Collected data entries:
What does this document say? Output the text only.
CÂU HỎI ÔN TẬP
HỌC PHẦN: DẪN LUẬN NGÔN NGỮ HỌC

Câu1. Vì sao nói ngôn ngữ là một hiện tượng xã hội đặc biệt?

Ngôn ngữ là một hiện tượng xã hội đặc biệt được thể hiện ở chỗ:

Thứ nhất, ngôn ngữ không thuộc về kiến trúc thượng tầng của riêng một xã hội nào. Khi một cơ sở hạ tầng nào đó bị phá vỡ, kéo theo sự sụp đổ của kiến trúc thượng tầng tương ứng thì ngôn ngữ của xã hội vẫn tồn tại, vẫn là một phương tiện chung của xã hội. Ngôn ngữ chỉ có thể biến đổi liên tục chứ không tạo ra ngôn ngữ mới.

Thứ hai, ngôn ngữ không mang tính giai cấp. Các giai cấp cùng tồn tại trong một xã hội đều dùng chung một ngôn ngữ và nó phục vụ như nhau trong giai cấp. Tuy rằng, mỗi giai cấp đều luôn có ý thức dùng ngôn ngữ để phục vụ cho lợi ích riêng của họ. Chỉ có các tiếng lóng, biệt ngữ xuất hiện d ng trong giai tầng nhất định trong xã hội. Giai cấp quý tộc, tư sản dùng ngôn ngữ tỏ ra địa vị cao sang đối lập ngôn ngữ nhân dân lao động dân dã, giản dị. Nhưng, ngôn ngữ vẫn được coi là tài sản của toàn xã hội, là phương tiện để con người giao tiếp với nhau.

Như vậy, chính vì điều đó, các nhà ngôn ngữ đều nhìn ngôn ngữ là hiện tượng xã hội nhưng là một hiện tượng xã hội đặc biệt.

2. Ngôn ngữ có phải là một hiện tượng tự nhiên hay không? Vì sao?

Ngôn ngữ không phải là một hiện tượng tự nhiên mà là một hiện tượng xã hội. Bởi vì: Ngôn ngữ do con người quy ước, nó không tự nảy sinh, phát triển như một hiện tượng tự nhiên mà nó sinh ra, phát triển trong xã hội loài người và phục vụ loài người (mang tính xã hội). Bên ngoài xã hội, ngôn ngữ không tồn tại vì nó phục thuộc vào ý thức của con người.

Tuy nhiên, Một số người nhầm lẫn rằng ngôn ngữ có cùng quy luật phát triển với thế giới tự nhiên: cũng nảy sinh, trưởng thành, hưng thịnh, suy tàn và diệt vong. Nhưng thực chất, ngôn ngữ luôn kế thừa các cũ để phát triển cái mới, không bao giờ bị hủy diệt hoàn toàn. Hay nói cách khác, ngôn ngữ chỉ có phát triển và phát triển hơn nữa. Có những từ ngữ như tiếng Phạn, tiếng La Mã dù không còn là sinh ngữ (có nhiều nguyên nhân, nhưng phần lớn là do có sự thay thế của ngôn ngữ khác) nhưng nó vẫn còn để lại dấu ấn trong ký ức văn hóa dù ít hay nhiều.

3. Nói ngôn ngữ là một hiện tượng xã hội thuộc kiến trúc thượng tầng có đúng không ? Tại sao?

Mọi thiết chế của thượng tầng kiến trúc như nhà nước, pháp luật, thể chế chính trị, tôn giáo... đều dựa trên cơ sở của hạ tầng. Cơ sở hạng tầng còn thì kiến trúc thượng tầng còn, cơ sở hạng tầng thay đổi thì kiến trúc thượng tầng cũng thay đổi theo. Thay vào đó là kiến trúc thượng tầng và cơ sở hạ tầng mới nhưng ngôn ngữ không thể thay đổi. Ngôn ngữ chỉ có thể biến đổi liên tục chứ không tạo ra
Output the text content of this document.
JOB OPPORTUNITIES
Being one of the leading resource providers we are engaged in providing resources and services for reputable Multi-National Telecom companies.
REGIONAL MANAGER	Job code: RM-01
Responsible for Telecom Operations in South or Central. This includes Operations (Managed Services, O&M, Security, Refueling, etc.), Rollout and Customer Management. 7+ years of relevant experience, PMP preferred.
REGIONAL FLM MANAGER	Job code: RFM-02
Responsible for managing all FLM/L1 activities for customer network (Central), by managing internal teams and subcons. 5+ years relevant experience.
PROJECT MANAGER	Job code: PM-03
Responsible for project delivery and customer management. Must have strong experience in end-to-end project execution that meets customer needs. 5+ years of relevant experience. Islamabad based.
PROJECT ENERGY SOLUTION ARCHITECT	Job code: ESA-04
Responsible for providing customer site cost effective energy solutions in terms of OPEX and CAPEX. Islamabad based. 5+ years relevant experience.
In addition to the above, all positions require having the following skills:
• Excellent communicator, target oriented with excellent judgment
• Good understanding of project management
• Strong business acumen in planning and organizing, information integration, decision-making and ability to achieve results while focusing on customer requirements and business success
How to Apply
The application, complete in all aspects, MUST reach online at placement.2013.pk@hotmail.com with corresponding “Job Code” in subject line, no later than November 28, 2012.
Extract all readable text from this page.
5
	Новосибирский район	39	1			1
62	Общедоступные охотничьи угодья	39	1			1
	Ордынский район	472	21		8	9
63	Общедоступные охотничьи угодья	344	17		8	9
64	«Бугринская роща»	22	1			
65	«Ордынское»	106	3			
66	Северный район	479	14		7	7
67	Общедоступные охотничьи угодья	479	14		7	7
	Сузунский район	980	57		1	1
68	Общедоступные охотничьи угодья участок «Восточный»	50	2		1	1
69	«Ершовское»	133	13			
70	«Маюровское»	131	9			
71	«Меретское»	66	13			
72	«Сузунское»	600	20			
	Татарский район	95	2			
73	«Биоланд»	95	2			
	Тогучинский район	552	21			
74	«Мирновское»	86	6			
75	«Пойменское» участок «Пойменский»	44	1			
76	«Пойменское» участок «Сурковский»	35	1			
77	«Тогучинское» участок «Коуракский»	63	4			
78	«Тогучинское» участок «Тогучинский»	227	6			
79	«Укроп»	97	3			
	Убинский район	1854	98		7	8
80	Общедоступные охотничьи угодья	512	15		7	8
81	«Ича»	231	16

...

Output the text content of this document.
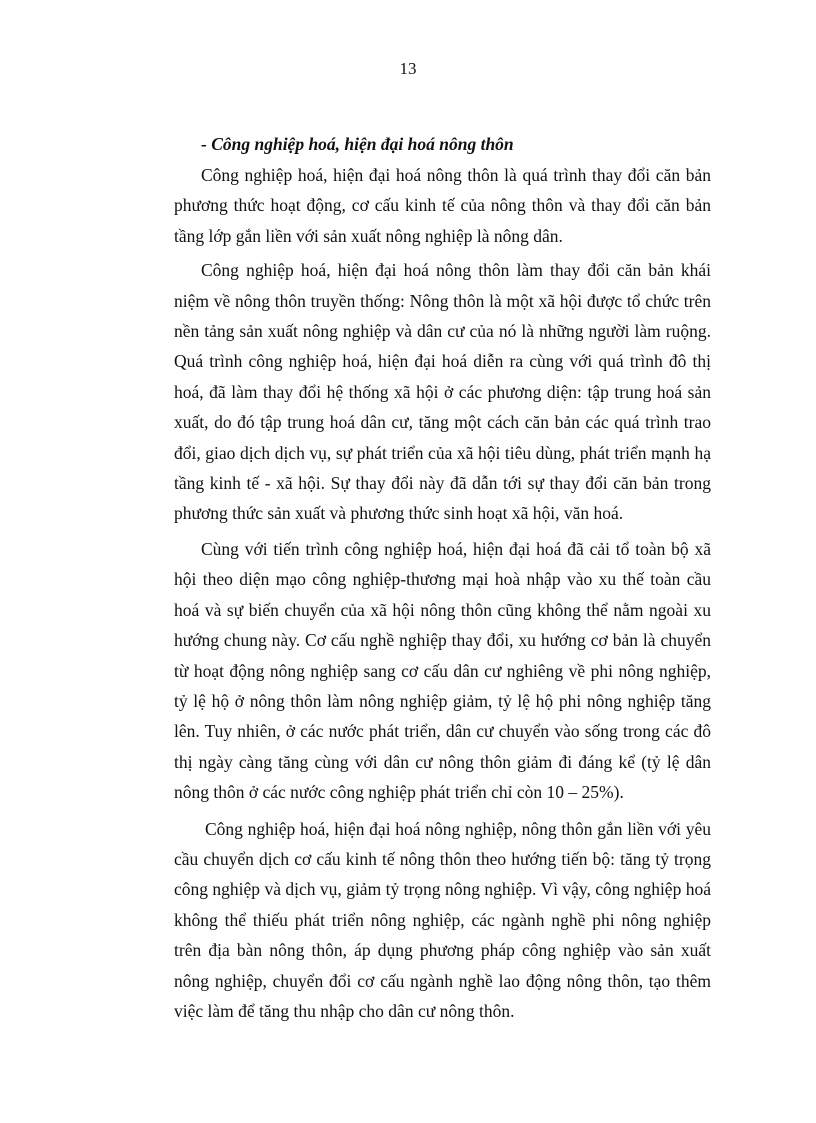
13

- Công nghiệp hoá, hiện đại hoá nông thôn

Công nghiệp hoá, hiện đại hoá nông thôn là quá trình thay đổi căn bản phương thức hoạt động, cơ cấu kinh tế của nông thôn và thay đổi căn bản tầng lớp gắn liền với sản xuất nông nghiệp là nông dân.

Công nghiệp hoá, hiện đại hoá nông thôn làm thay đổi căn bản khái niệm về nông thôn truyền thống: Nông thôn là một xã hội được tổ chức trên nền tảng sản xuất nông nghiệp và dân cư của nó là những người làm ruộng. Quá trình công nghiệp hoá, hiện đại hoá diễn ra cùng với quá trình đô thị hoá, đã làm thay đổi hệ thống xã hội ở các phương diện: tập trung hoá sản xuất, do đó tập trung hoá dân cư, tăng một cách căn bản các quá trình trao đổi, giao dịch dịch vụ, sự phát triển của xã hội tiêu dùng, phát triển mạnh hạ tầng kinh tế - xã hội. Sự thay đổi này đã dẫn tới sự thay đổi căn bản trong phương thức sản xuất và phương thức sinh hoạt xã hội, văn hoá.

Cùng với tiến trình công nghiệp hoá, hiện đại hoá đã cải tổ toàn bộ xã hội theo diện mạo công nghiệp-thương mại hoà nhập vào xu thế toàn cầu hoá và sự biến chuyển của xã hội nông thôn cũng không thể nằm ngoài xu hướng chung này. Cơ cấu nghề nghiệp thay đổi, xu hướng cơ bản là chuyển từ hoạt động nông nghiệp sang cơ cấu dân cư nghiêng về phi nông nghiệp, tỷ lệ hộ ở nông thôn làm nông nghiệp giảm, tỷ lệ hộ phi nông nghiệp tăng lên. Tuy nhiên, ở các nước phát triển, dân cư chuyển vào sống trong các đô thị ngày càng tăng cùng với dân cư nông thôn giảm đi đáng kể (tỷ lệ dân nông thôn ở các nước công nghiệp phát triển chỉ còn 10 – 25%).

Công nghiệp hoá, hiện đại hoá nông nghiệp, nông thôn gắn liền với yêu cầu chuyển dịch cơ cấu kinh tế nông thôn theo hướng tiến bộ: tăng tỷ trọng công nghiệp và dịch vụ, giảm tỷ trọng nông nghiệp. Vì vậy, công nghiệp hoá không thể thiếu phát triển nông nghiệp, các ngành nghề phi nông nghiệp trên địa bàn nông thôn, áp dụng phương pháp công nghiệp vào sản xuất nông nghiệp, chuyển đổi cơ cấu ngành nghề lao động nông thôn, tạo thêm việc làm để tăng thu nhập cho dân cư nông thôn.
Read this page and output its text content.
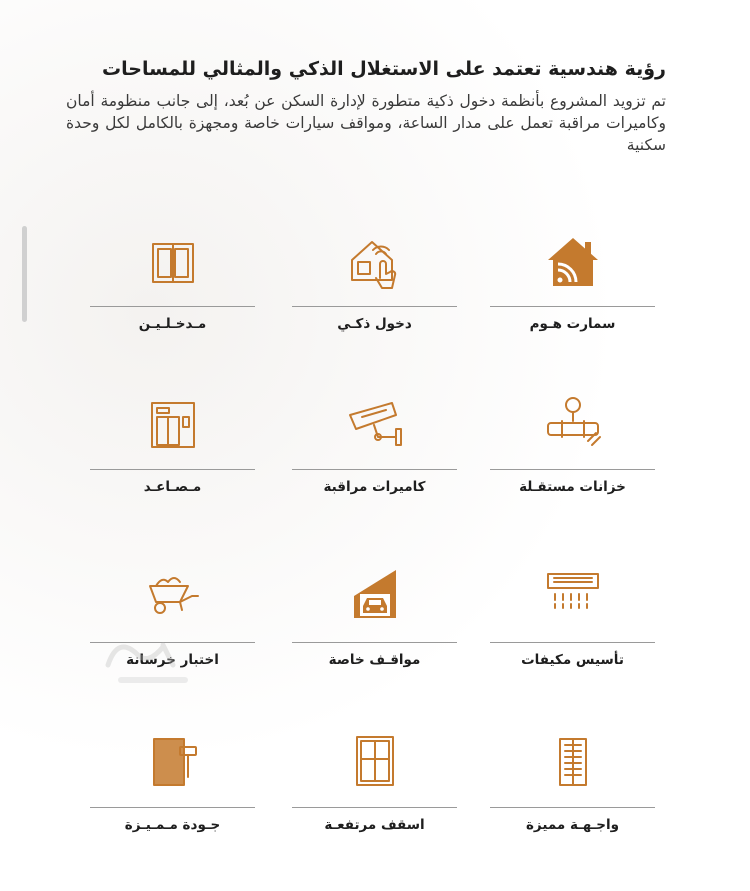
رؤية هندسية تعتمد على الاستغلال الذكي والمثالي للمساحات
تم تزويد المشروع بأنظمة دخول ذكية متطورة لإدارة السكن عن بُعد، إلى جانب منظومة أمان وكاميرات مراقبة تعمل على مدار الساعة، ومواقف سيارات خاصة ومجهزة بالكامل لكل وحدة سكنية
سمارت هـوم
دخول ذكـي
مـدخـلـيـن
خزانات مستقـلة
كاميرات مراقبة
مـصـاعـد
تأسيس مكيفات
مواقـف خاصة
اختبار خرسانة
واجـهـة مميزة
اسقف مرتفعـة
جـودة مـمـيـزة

### Exercise
Copy every line of the listing that contains the word "Responsible".

### Final answer
Responsible for Telecom Operations in South or Central. This includes Operations (Managed Services, O&M, Security, Refueling, etc.), Rollout and Customer Management. 7+ years of relevant experience, PMP preferred.
Responsible for managing all FLM/L1 activities for customer network (Central), by managing internal teams and subcons. 5+ years relevant experience.
Responsible for project delivery and customer management. Must have strong experience in end-to-end project execution that meets customer needs. 5+ years of relevant experience. Islamabad based.
Responsible for providing customer site cost effective energy solutions in terms of OPEX and CAPEX. Islamabad based. 5+ years relevant experience.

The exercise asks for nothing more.